### Recorded data
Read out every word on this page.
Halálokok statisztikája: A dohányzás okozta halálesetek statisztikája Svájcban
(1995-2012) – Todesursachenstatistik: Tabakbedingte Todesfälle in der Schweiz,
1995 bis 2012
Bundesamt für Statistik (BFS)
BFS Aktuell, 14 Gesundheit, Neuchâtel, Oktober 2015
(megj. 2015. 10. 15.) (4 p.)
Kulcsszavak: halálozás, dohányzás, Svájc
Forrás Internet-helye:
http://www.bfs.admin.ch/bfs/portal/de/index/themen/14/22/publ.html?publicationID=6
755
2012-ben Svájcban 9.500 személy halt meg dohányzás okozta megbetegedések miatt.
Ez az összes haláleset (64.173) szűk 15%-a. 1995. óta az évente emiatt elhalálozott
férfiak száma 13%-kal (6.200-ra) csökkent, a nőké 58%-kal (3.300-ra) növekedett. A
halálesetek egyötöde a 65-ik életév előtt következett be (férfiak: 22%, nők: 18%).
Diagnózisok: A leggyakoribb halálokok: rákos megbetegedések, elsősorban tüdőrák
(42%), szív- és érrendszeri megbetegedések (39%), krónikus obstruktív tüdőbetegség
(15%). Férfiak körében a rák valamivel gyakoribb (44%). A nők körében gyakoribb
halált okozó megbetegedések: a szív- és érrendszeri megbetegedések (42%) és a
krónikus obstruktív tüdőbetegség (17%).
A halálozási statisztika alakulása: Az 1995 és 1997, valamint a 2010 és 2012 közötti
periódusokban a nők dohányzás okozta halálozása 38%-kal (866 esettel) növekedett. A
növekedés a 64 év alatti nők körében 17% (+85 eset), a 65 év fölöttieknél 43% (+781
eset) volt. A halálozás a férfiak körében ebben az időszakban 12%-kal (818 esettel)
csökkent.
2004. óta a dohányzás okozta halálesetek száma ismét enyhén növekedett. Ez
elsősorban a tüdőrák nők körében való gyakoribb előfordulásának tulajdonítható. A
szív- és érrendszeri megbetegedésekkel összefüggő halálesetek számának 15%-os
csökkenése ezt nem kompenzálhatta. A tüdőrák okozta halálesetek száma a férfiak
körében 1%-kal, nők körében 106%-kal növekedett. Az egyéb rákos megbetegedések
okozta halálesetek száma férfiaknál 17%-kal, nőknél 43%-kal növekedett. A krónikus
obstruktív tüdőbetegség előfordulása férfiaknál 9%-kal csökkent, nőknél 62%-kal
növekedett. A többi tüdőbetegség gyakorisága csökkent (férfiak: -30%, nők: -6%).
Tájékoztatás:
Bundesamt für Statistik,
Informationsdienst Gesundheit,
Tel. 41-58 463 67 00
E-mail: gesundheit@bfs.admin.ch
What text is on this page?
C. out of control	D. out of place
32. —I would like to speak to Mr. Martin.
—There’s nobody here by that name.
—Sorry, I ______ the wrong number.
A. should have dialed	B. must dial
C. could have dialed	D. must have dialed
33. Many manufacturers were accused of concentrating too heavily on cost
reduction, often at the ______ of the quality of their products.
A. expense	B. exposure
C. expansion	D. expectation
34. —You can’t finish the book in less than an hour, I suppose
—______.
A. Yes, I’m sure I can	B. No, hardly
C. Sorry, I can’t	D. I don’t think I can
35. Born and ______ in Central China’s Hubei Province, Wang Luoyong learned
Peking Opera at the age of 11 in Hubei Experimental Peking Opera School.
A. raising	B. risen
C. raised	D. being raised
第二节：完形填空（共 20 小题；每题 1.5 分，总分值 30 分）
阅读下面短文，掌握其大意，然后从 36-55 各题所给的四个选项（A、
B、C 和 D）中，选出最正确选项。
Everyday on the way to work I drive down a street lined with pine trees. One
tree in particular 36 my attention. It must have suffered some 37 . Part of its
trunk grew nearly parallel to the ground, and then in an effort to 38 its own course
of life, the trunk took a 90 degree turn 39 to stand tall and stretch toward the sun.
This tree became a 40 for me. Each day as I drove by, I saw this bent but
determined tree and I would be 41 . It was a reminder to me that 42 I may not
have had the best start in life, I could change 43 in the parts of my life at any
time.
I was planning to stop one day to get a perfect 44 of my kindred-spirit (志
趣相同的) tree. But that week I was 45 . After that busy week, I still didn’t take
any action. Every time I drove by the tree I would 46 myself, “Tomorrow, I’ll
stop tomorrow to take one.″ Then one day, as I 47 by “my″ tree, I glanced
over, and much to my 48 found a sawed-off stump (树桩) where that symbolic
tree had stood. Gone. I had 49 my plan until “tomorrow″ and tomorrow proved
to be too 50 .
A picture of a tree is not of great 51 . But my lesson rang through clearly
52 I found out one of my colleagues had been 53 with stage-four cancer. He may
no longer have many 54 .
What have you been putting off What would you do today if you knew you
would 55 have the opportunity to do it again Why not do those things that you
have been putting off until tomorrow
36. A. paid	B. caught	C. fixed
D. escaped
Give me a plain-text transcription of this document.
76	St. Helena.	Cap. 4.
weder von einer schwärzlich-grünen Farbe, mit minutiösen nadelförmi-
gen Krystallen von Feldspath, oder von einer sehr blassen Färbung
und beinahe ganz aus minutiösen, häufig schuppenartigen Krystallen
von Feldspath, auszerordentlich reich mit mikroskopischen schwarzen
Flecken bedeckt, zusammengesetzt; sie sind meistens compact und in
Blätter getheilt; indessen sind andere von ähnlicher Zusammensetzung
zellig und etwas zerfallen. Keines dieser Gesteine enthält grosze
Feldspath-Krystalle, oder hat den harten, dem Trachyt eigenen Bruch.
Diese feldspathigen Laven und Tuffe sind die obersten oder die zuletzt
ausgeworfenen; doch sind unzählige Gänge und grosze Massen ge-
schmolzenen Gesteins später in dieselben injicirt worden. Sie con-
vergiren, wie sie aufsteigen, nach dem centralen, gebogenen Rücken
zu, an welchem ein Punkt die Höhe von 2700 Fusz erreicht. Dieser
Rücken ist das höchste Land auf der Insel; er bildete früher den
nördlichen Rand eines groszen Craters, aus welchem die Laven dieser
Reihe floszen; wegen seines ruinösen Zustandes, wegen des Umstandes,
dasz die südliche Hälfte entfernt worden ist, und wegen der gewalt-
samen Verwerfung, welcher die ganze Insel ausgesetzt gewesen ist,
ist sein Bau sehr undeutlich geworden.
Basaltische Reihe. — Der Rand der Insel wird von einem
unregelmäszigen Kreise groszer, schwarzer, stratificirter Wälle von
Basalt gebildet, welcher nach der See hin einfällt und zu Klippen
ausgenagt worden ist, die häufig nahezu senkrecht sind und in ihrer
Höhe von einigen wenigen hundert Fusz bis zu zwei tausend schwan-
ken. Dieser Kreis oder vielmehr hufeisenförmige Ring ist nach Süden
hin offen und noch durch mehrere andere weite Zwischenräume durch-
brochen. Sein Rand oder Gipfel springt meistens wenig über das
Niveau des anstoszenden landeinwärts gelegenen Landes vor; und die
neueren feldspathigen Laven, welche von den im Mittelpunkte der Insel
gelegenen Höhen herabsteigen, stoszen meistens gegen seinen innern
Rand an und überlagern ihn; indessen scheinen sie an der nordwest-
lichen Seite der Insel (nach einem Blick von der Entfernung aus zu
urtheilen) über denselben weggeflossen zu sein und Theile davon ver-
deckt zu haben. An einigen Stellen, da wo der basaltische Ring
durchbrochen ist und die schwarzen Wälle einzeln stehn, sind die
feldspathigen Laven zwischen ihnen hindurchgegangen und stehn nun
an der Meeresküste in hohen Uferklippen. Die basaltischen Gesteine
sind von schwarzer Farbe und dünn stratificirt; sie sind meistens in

### Problem to work on
Retype the records in full. Keep every line identical to the original.

### Task response
Read out every word on this page.
Halálokok statisztikája: A dohányzás okozta halálesetek statisztikája Svájcban
(1995-2012) – Todesursachenstatistik: Tabakbedingte Todesfälle in der Schweiz,
1995 bis 2012
Bundesamt für Statistik (BFS)
BFS Aktuell, 14 Gesundheit, Neuchâtel, Oktober 2015
(megj. 2015. 10. 15.) (4 p.)
Kulcsszavak: halálozás, dohányzás, Svájc
Forrás Internet-helye:
http://www.bfs.admin.ch/bfs/portal/de/index/themen/14/22/publ.html?publicationID=6
755
2012-ben Svájcban 9.500 személy halt meg dohányzás okozta megbetegedések miatt.
Ez az összes haláleset (64.173) szűk 15%-a. 1995. óta az évente emiatt elhalálozott
férfiak száma 13%-kal (6.200-ra) csökkent, a nőké 58%-kal (3.300-ra) növekedett. A
halálesetek egyötöde a 65-ik életév előtt következett be (férfiak: 22%, nők: 18%).
Diagnózisok: A leggyakoribb halálokok: rákos megbetegedések, elsősorban tüdőrák
(42%), szív- és érrendszeri megbetegedések (39%), krónikus obstruktív tüdőbetegség
(15%). Férfiak körében a rák valamivel gyakoribb (44%). A nők körében gyakoribb
halált okozó megbetegedések: a szív- és érrendszeri megbetegedések (42%) és a
krónikus obstruktív tüdőbetegség (17%).
A halálozási statisztika alakulása: Az 1995 és 1997, valamint a 2010 és 2012 közötti
periódusokban a nők dohányzás okozta halálozása 38%-kal (866 esettel) növekedett. A
növekedés a 64 év alatti nők körében 17% (+85 eset), a 65 év fölöttieknél 43% (+781
eset) volt. A halálozás a férfiak körében ebben az időszakban 12%-kal (818 esettel)
csökkent.
2004. óta a dohányzás okozta halálesetek száma ismét enyhén növekedett. Ez
elsősorban a tüdőrák nők körében való gyakoribb előfordulásának tulajdonítható. A
szív- és érrendszeri megbetegedésekkel összefüggő halálesetek számának 15%-os
csökkenése ezt nem kompenzálhatta. A tüdőrák okozta halálesetek száma a férfiak
körében 1%-kal, nők körében 106%-kal növekedett. Az egyéb rákos megbetegedések
okozta halálesetek száma férfiaknál 17%-kal, nőknél 43%-kal növekedett. A krónikus
obstruktív tüdőbetegség előfordulása férfiaknál 9%-kal csökkent, nőknél 62%-kal
növekedett. A többi tüdőbetegség gyakorisága csökkent (férfiak: -30%, nők: -6%).
Tájékoztatás:
Bundesamt für Statistik,
Informationsdienst Gesundheit,
Tel. 41-58 463 67 00
E-mail: gesundheit@bfs.admin.ch
What text is on this page?
C. out of control	D. out of place
32. —I would like to speak to Mr. Martin.
—There’s nobody here by that name.
—Sorry, I ______ the wrong number.
A. should have dialed	B. must dial
C. could have dialed	D. must have dialed
33. Many manufacturers were accused of concentrating too heavily on cost
reduction, often at the ______ of the quality of their products.
A. expense	B. exposure
C. expansion	D. expectation
34. —You can’t finish the book in less than an hour, I suppose
—______.
A. Yes, I’m sure I can	B. No, hardly
C. Sorry, I can’t	D. I don’t think I can
35. Born and ______ in Central China’s Hubei Province, Wang Luoyong learned
Peking Opera at the age of 11 in Hubei Experimental Peking Opera School.
A. raising	B. risen
C. raised	D. being raised
第二节：完形填空（共 20 小题；每题 1.5 分，总分值 30 分）
阅读下面短文，掌握其大意，然后从 36-55 各题所给的四个选项（A、
B、C 和 D）中，选出最正确选项。
Everyday on the way to work I drive down a street lined with pine trees. One
tree in particular 36 my attention. It must have suffered some 37 . Part of its
trunk grew nearly parallel to the ground, and then in an effort to 38 its own course
of life, the trunk took a 90 degree turn 39 to stand tall and stretch toward the sun.
This tree became a 40 for me. Each day as I drove by, I saw this bent but
determined tree and I would be 41 . It was a reminder to me that 42 I may not
have had the best start in life, I could change 43 in the parts of my life at any
time.
I was planning to stop one day to get a perfect 44 of my kindred-spirit (志
趣相同的) tree. But that week I was 45 . After that busy week, I still didn’t take
any action. Every time I drove by the tree I would 46 myself, “Tomorrow, I’ll
stop tomorrow to take one.″ Then one day, as I 47 by “my″ tree, I glanced
over, and much to my 48 found a sawed-off stump (树桩) where that symbolic
tree had stood. Gone. I had 49 my plan until “tomorrow″ and tomorrow proved
to be too 50 .
A picture of a tree is not of great 51 . But my lesson rang through clearly
52 I found out one of my colleagues had been 53 with stage-four cancer. He may
no longer have many 54 .
What have you been putting off What would you do today if you knew you
would 55 have the opportunity to do it again Why not do those things that you
have been putting off until tomorrow
36. A. paid	B. caught	C. fixed
D. escaped
Give me a plain-text transcription of this document.
76	St. Helena.	Cap. 4.
weder von einer schwärzlich-grünen Farbe, mit minutiösen nadelförmi-
gen Krystallen von Feldspath, oder von einer sehr blassen Färbung
und beinahe ganz aus minutiösen, häufig schuppenartigen Krystallen
von Feldspath, auszerordentlich reich mit mikroskopischen schwarzen
Flecken bedeckt, zusammengesetzt; sie sind meistens compact und in
Blätter getheilt; indessen sind andere von ähnlicher Zusammensetzung
zellig und etwas zerfallen. Keines dieser Gesteine enthält grosze
Feldspath-Krystalle, oder hat den harten, dem Trachyt eigenen Bruch.
Diese feldspathigen Laven und Tuffe sind die obersten oder die zuletzt
ausgeworfenen; doch sind unzählige Gänge und grosze Massen ge-
schmolzenen Gesteins später in dieselben injicirt worden. Sie con-
vergiren, wie sie aufsteigen, nach dem centralen, gebogenen Rücken
zu, an welchem ein Punkt die Höhe von 2700 Fusz erreicht. Dieser
Rücken ist das höchste Land auf der Insel; er bildete früher den
nördlichen Rand eines groszen Craters, aus welchem die Laven dieser
Reihe floszen; wegen seines ruinösen Zustandes, wegen des Umstandes,
dasz die südliche Hälfte entfernt worden ist, und wegen der gewalt-
samen Verwerfung, welcher die ganze Insel ausgesetzt gewesen ist,
ist sein Bau sehr undeutlich geworden.
Basaltische Reihe. — Der Rand der Insel wird von einem
unregelmäszigen Kreise groszer, schwarzer, stratificirter Wälle von
Basalt gebildet, welcher nach der See hin einfällt und zu Klippen
ausgenagt worden ist, die häufig nahezu senkrecht sind und in ihrer
Höhe von einigen wenigen hundert Fusz bis zu zwei tausend schwan-
ken. Dieser Kreis oder vielmehr hufeisenförmige Ring ist nach Süden
hin offen und noch durch mehrere andere weite Zwischenräume durch-
brochen. Sein Rand oder Gipfel springt meistens wenig über das
Niveau des anstoszenden landeinwärts gelegenen Landes vor; und die
neueren feldspathigen Laven, welche von den im Mittelpunkte der Insel
gelegenen Höhen herabsteigen, stoszen meistens gegen seinen innern
Rand an und überlagern ihn; indessen scheinen sie an der nordwest-
lichen Seite der Insel (nach einem Blick von der Entfernung aus zu
urtheilen) über denselben weggeflossen zu sein und Theile davon ver-
deckt zu haben. An einigen Stellen, da wo der basaltische Ring
durchbrochen ist und die schwarzen Wälle einzeln stehn, sind die
feldspathigen Laven zwischen ihnen hindurchgegangen und stehn nun
an der Meeresküste in hohen Uferklippen. Die basaltischen Gesteine
sind von schwarzer Farbe und dünn stratificirt; sie sind meistens in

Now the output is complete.